Report how many lines in the records below contain the word "CHULETA". Give only the number.

**** Stored rows ****

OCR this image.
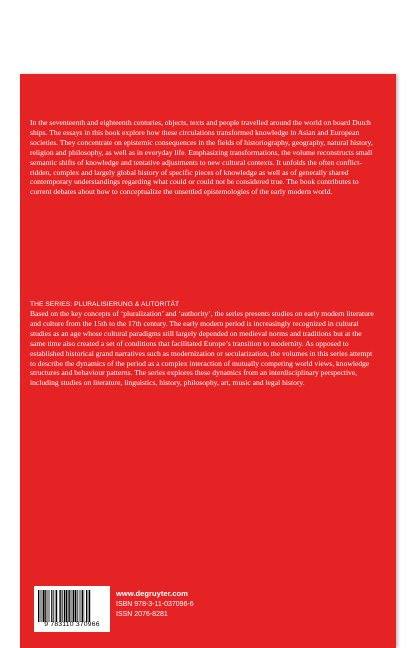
In the seventeenth and eighteenth centuries, objects, texts and people travelled around the world on board Dutch ships. The essays in this book explore how these circulations transformed knowledge in Asian and European societies. They concentrate on epistemic consequences in the fields of historiography, geography, natural history, religion and philosophy, as well as in everyday life. Emphasizing transformations, the volume reconstructs small semantic shifts of knowledge and tentative adjustments to new cultural contexts. It unfolds the often conflict-ridden, complex and largely global history of specific pieces of knowledge as well as of generally shared contemporary understandings regarding what could or could not be considered true. The book contributes to current debates about how to conceptualize the unsettled epistemologies of the early modern world.

THE SERIES: PLURALISIERUNG & AUTORITÄT

Based on the key concepts of ‘pluralization’ and ‘authority’, the series presents studies on early modern literature and culture from the 15th to the 17th century. The early modern period is increasingly recognized in cultural studies as an age whose cultural paradigms still largely depended on medieval norms and traditions but at the same time also created a set of conditions that facilitated Europe’s transition to modernity. As opposed to established historical grand narratives such as modernization or secularization, the volumes in this series attempt to describe the dynamics of the period as a complex interaction of mutually competing world views, knowledge structures and behaviour patterns. The series explores these dynamics from an interdisciplinary perspective, including studies on literature, linguistics, history, philosophy, art, music and legal history.

9 783110 370966
www.degruyter.com
ISBN 978-3-11-037096-6
ISSN 2076-8281
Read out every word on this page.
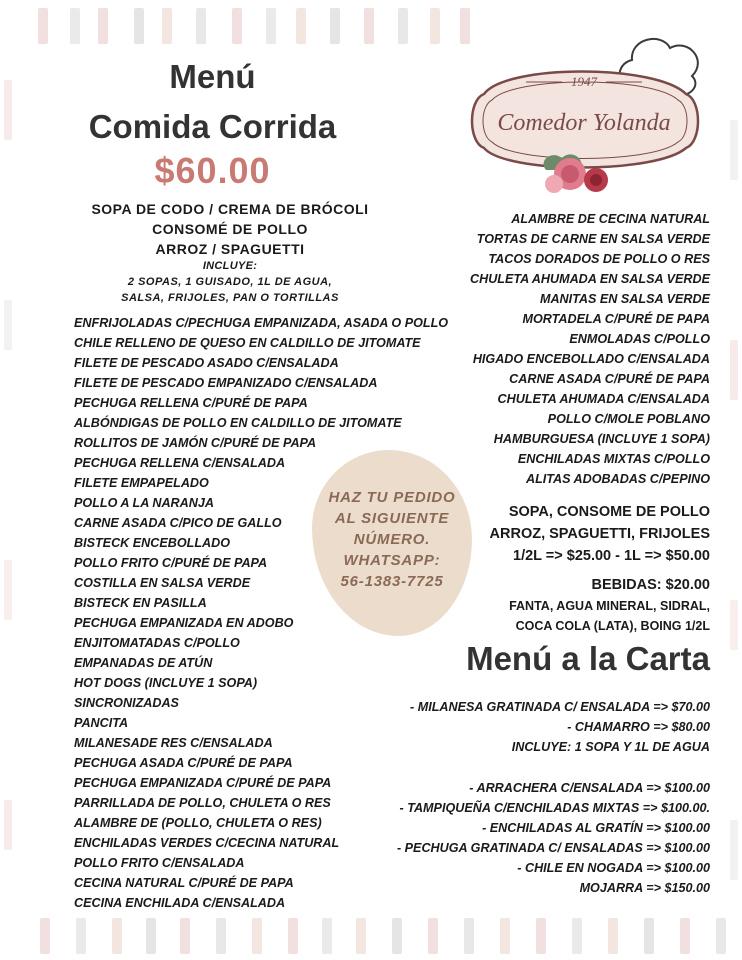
Menú
Comida Corrida
$60.00
SOPA DE CODO / CREMA DE BRÓCOLI
CONSOMÉ DE POLLO
ARROZ / SPAGUETTI
INCLUYE:
2 SOPAS, 1 GUISADO, 1L DE AGUA,
SALSA, FRIJOLES, PAN O TORTILLAS
1947
Comedor Yolanda
ENFRIJOLADAS C/PECHUGA EMPANIZADA, ASADA O POLLO
CHILE RELLENO DE QUESO EN CALDILLO DE JITOMATE
FILETE DE PESCADO ASADO C/ENSALADA
FILETE DE PESCADO EMPANIZADO C/ENSALADA
PECHUGA RELLENA C/PURÉ DE PAPA
ALBÓNDIGAS DE POLLO EN CALDILLO DE JITOMATE
ROLLITOS DE JAMÓN C/PURÉ DE PAPA
PECHUGA RELLENA C/ENSALADA
FILETE EMPAPELADO
POLLO A LA NARANJA
CARNE ASADA C/PICO DE GALLO
BISTECK ENCEBOLLADO
POLLO FRITO C/PURÉ DE PAPA
COSTILLA EN SALSA VERDE
BISTECK EN PASILLA
PECHUGA EMPANIZADA EN ADOBO
ENJITOMATADAS C/POLLO
EMPANADAS DE ATÚN
HOT DOGS (INCLUYE 1 SOPA)
SINCRONIZADAS
PANCITA
MILANESADE RES C/ENSALADA
PECHUGA ASADA C/PURÉ DE PAPA
PECHUGA EMPANIZADA C/PURÉ DE PAPA
PARRILLADA DE POLLO, CHULETA O RES
ALAMBRE DE (POLLO, CHULETA O RES)
ENCHILADAS VERDES C/CECINA NATURAL
POLLO FRITO C/ENSALADA
CECINA NATURAL C/PURÉ DE PAPA
CECINA ENCHILADA C/ENSALADA
ALAMBRE DE CECINA NATURAL
TORTAS DE CARNE EN SALSA VERDE
TACOS DORADOS DE POLLO O RES
CHULETA AHUMADA EN SALSA VERDE
MANITAS EN SALSA VERDE
MORTADELA C/PURÉ DE PAPA
ENMOLADAS C/POLLO
HIGADO ENCEBOLLADO C/ENSALADA
CARNE ASADA C/PURÉ DE PAPA
CHULETA AHUMADA C/ENSALADA
POLLO C/MOLE POBLANO
HAMBURGUESA (INCLUYE 1 SOPA)
ENCHILADAS MIXTAS C/POLLO
ALITAS ADOBADAS C/PEPINO
HAZ TU PEDIDO
AL SIGUIENTE
NÚMERO.
WHATSAPP:
56-1383-7725
SOPA, CONSOME DE POLLO
ARROZ, SPAGUETTI, FRIJOLES
1/2L => $25.00 - 1L => $50.00
BEBIDAS: $20.00
FANTA, AGUA MINERAL, SIDRAL,
COCA COLA (LATA), BOING 1/2L
Menú a la Carta
- MILANESA GRATINADA C/ ENSALADA => $70.00
- CHAMARRO => $80.00
INCLUYE: 1 SOPA Y 1L DE AGUA
- ARRACHERA C/ENSALADA => $100.00
- TAMPIQUEÑA C/ENCHILADAS MIXTAS => $100.00.
- ENCHILADAS AL GRATÍN => $100.00
- PECHUGA GRATINADA C/ ENSALADAS => $100.00
- CHILE EN NOGADA => $100.00
MOJARRA => $150.00
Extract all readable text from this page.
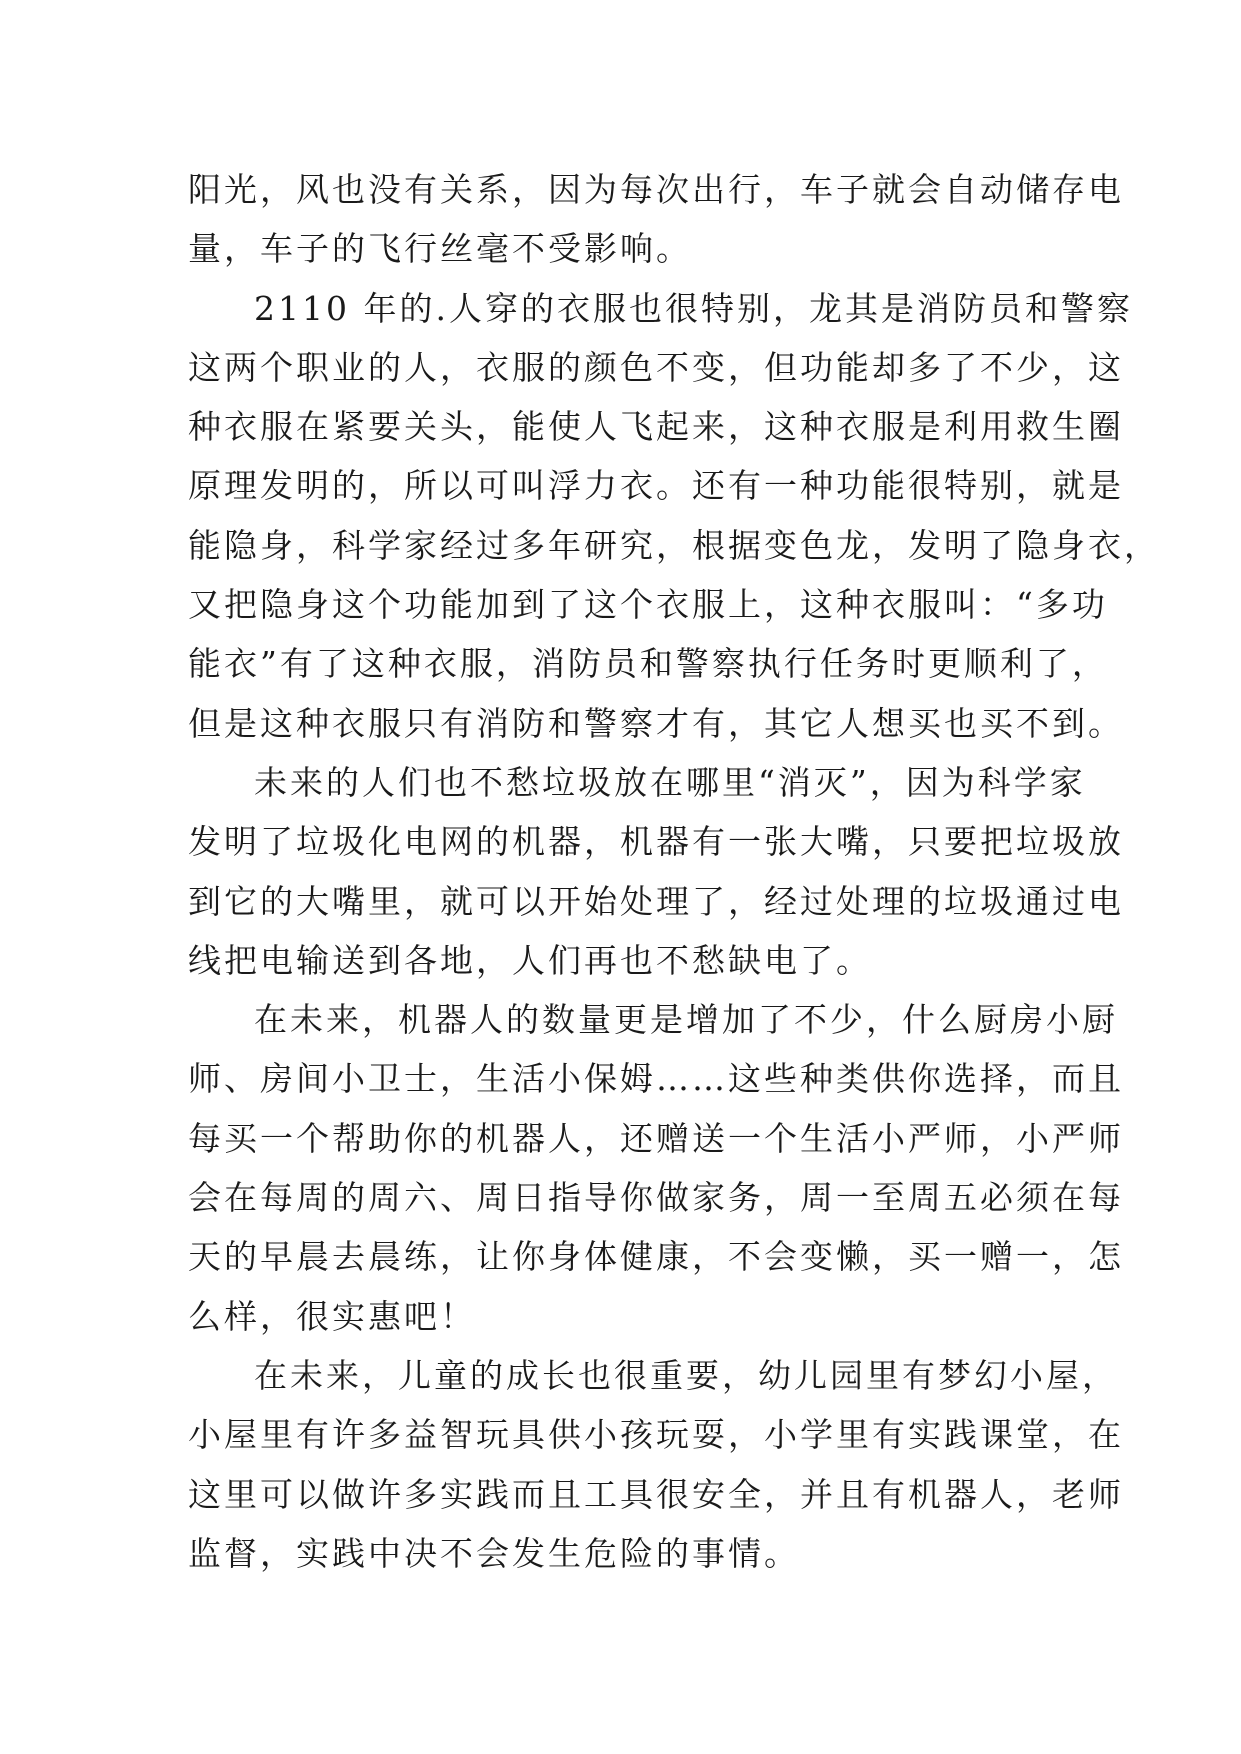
阳光，风也没有关系，因为每次出行，车子就会自动储存电
量，车子的飞行丝毫不受影响。
2110 年的.人穿的衣服也很特别，龙其是消防员和警察
这两个职业的人，衣服的颜色不变，但功能却多了不少，这
种衣服在紧要关头，能使人飞起来，这种衣服是利用救生圈
原理发明的，所以可叫浮力衣。还有一种功能很特别，就是
能隐身，科学家经过多年研究，根据变色龙，发明了隐身衣，
又把隐身这个功能加到了这个衣服上，这种衣服叫：“多功
能衣”有了这种衣服，消防员和警察执行任务时更顺利了，
但是这种衣服只有消防和警察才有，其它人想买也买不到。
未来的人们也不愁垃圾放在哪里“消灭”，因为科学家
发明了垃圾化电网的机器，机器有一张大嘴，只要把垃圾放
到它的大嘴里，就可以开始处理了，经过处理的垃圾通过电
线把电输送到各地，人们再也不愁缺电了。
在未来，机器人的数量更是增加了不少，什么厨房小厨
师、房间小卫士，生活小保姆……这些种类供你选择，而且
每买一个帮助你的机器人，还赠送一个生活小严师，小严师
会在每周的周六、周日指导你做家务，周一至周五必须在每
天的早晨去晨练，让你身体健康，不会变懒，买一赠一，怎
么样，很实惠吧！
在未来，儿童的成长也很重要，幼儿园里有梦幻小屋，
小屋里有许多益智玩具供小孩玩耍，小学里有实践课堂，在
这里可以做许多实践而且工具很安全，并且有机器人，老师
监督，实践中决不会发生危险的事情。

****

#### Solution to the exercise
4